Stored data entries:
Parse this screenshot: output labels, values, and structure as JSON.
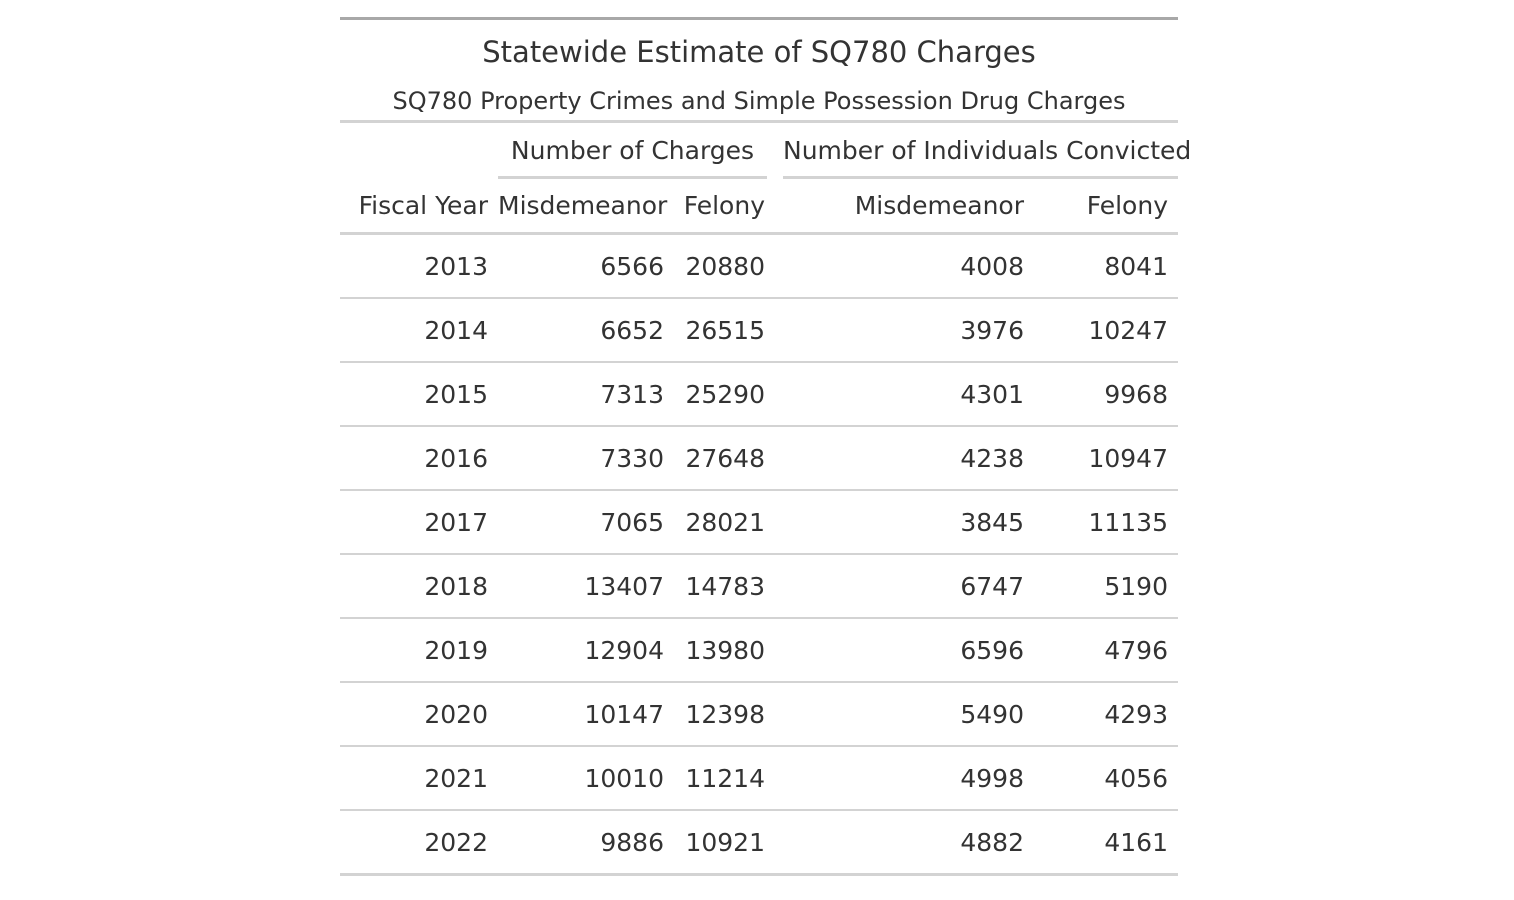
{
  "chart_data": {
    "type": "table",
    "title": "Statewide Estimate of SQ780 Charges",
    "subtitle": "SQ780 Property Crimes and Simple Possession Drug Charges",
    "spanners": [
      "Number of Charges",
      "Number of Individuals Convicted"
    ],
    "columns": [
      "Fiscal Year",
      "Misdemeanor",
      "Felony",
      "Misdemeanor",
      "Felony"
    ],
    "rows": [
      [
        "2013",
        "6566",
        "20880",
        "4008",
        "8041"
      ],
      [
        "2014",
        "6652",
        "26515",
        "3976",
        "10247"
      ],
      [
        "2015",
        "7313",
        "25290",
        "4301",
        "9968"
      ],
      [
        "2016",
        "7330",
        "27648",
        "4238",
        "10947"
      ],
      [
        "2017",
        "7065",
        "28021",
        "3845",
        "11135"
      ],
      [
        "2018",
        "13407",
        "14783",
        "6747",
        "5190"
      ],
      [
        "2019",
        "12904",
        "13980",
        "6596",
        "4796"
      ],
      [
        "2020",
        "10147",
        "12398",
        "5490",
        "4293"
      ],
      [
        "2021",
        "10010",
        "11214",
        "4998",
        "4056"
      ],
      [
        "2022",
        "9886",
        "10921",
        "4882",
        "4161"
      ]
    ]
  }
}
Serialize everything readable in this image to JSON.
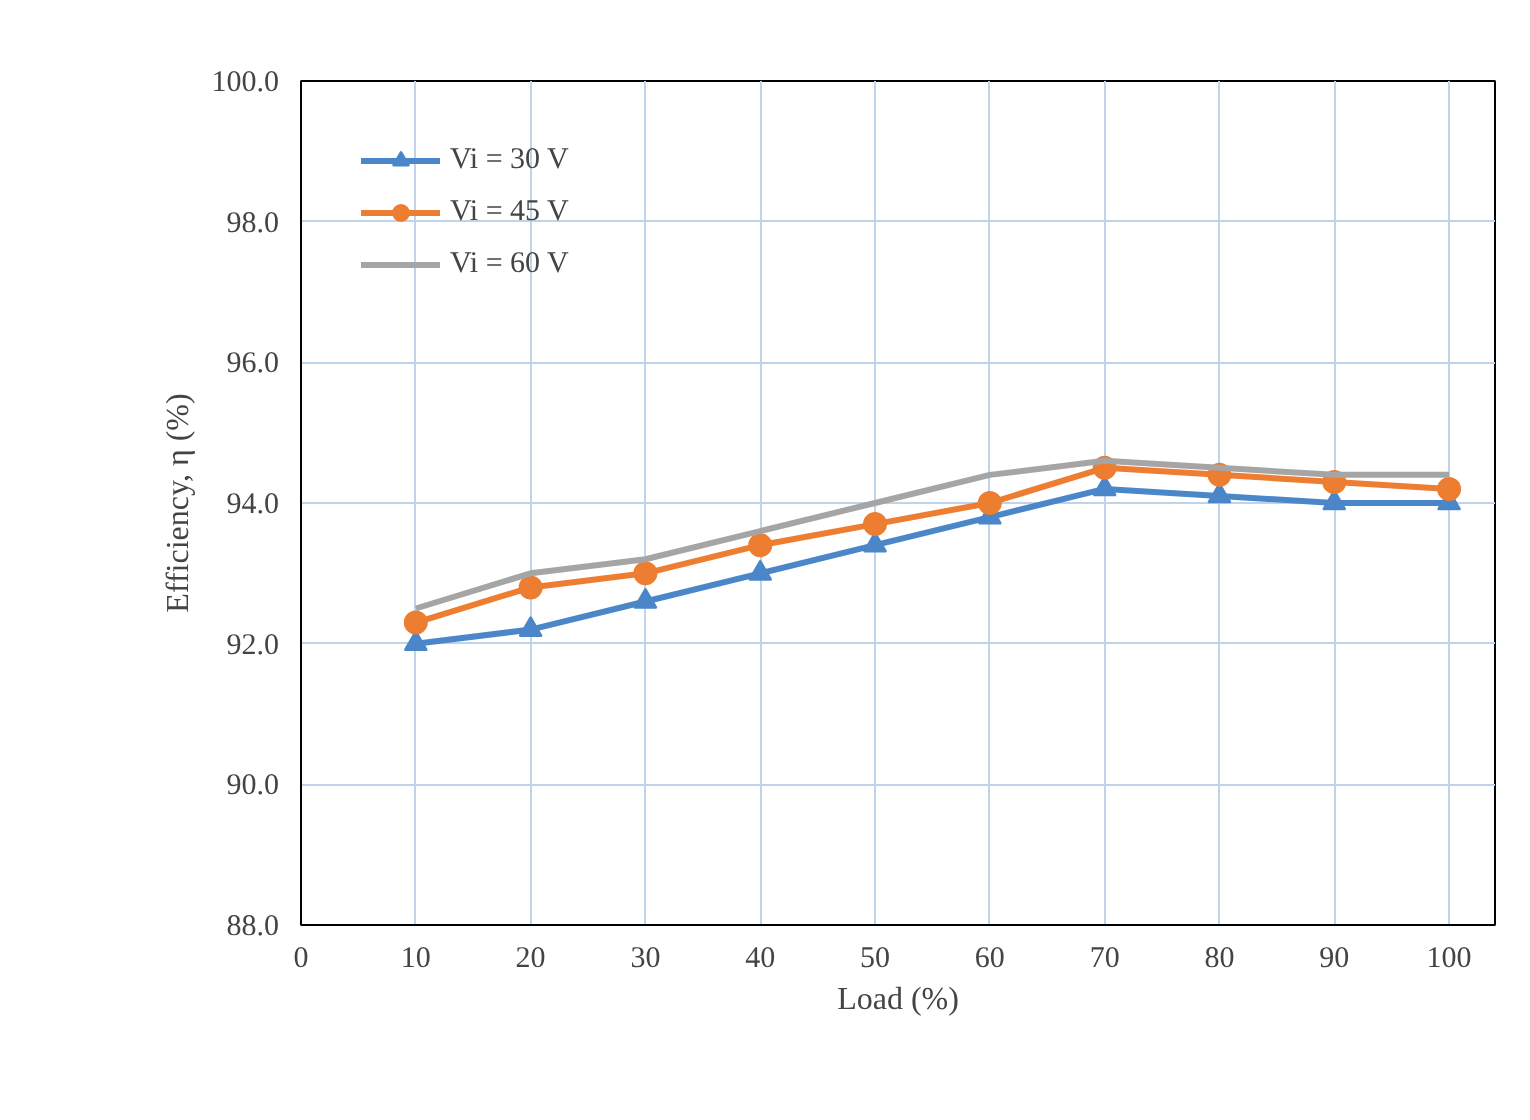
{
  "chart_data": {
    "type": "line",
    "xlabel": "Load (%)",
    "ylabel": "Efficiency, η (%)",
    "x": [
      10,
      20,
      30,
      40,
      50,
      60,
      70,
      80,
      90,
      100
    ],
    "series": [
      {
        "name": "Vi = 30 V",
        "color": "#4a86c8",
        "marker": "triangle",
        "values": [
          92.0,
          92.2,
          92.6,
          93.0,
          93.4,
          93.8,
          94.2,
          94.1,
          94.0,
          94.0
        ]
      },
      {
        "name": "Vi = 45 V",
        "color": "#ed7d31",
        "marker": "circle",
        "values": [
          92.3,
          92.8,
          93.0,
          93.4,
          93.7,
          94.0,
          94.5,
          94.4,
          94.3,
          94.2
        ]
      },
      {
        "name": "Vi = 60 V",
        "color": "#a5a5a5",
        "marker": "none",
        "values": [
          92.5,
          93.0,
          93.2,
          93.6,
          94.0,
          94.4,
          94.6,
          94.5,
          94.4,
          94.4
        ]
      }
    ],
    "xlim": [
      0,
      104
    ],
    "xticks": [
      0,
      10,
      20,
      30,
      40,
      50,
      60,
      70,
      80,
      90,
      100
    ],
    "ylim": [
      88,
      100
    ],
    "yticks": [
      {
        "value": 88,
        "label": "88.0"
      },
      {
        "value": 90,
        "label": "90.0"
      },
      {
        "value": 92,
        "label": "92.0"
      },
      {
        "value": 94,
        "label": "94.0"
      },
      {
        "value": 96,
        "label": "96.0"
      },
      {
        "value": 98,
        "label": "98.0"
      },
      {
        "value": 100,
        "label": "100.0"
      }
    ],
    "grid": true,
    "legend": "top left",
    "line_style": "solid"
  }
}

Written exercise =>
All of the records need repeating exactly, except for the pictures.

Solution to the exercise =>
Parse this screenshot: output labels, values, and structure as JSON.
{
  "chart_data": {
    "type": "table",
    "title": "Statewide Estimate of SQ780 Charges",
    "subtitle": "SQ780 Property Crimes and Simple Possession Drug Charges",
    "spanners": [
      "Number of Charges",
      "Number of Individuals Convicted"
    ],
    "columns": [
      "Fiscal Year",
      "Misdemeanor",
      "Felony",
      "Misdemeanor",
      "Felony"
    ],
    "rows": [
      [
        "2013",
        "6566",
        "20880",
        "4008",
        "8041"
      ],
      [
        "2014",
        "6652",
        "26515",
        "3976",
        "10247"
      ],
      [
        "2015",
        "7313",
        "25290",
        "4301",
        "9968"
      ],
      [
        "2016",
        "7330",
        "27648",
        "4238",
        "10947"
      ],
      [
        "2017",
        "7065",
        "28021",
        "3845",
        "11135"
      ],
      [
        "2018",
        "13407",
        "14783",
        "6747",
        "5190"
      ],
      [
        "2019",
        "12904",
        "13980",
        "6596",
        "4796"
      ],
      [
        "2020",
        "10147",
        "12398",
        "5490",
        "4293"
      ],
      [
        "2021",
        "10010",
        "11214",
        "4998",
        "4056"
      ],
      [
        "2022",
        "9886",
        "10921",
        "4882",
        "4161"
      ]
    ]
  }
}
Serialize everything readable in this image to JSON.
{
  "chart_data": {
    "type": "line",
    "xlabel": "Load (%)",
    "ylabel": "Efficiency, η (%)",
    "x": [
      10,
      20,
      30,
      40,
      50,
      60,
      70,
      80,
      90,
      100
    ],
    "series": [
      {
        "name": "Vi = 30 V",
        "color": "#4a86c8",
        "marker": "triangle",
        "values": [
          92.0,
          92.2,
          92.6,
          93.0,
          93.4,
          93.8,
          94.2,
          94.1,
          94.0,
          94.0
        ]
      },
      {
        "name": "Vi = 45 V",
        "color": "#ed7d31",
        "marker": "circle",
        "values": [
          92.3,
          92.8,
          93.0,
          93.4,
          93.7,
          94.0,
          94.5,
          94.4,
          94.3,
          94.2
        ]
      },
      {
        "name": "Vi = 60 V",
        "color": "#a5a5a5",
        "marker": "none",
        "values": [
          92.5,
          93.0,
          93.2,
          93.6,
          94.0,
          94.4,
          94.6,
          94.5,
          94.4,
          94.4
        ]
      }
    ],
    "xlim": [
      0,
      104
    ],
    "xticks": [
      0,
      10,
      20,
      30,
      40,
      50,
      60,
      70,
      80,
      90,
      100
    ],
    "ylim": [
      88,
      100
    ],
    "yticks": [
      {
        "value": 88,
        "label": "88.0"
      },
      {
        "value": 90,
        "label": "90.0"
      },
      {
        "value": 92,
        "label": "92.0"
      },
      {
        "value": 94,
        "label": "94.0"
      },
      {
        "value": 96,
        "label": "96.0"
      },
      {
        "value": 98,
        "label": "98.0"
      },
      {
        "value": 100,
        "label": "100.0"
      }
    ],
    "grid": true,
    "legend": "top left",
    "line_style": "solid"
  }
}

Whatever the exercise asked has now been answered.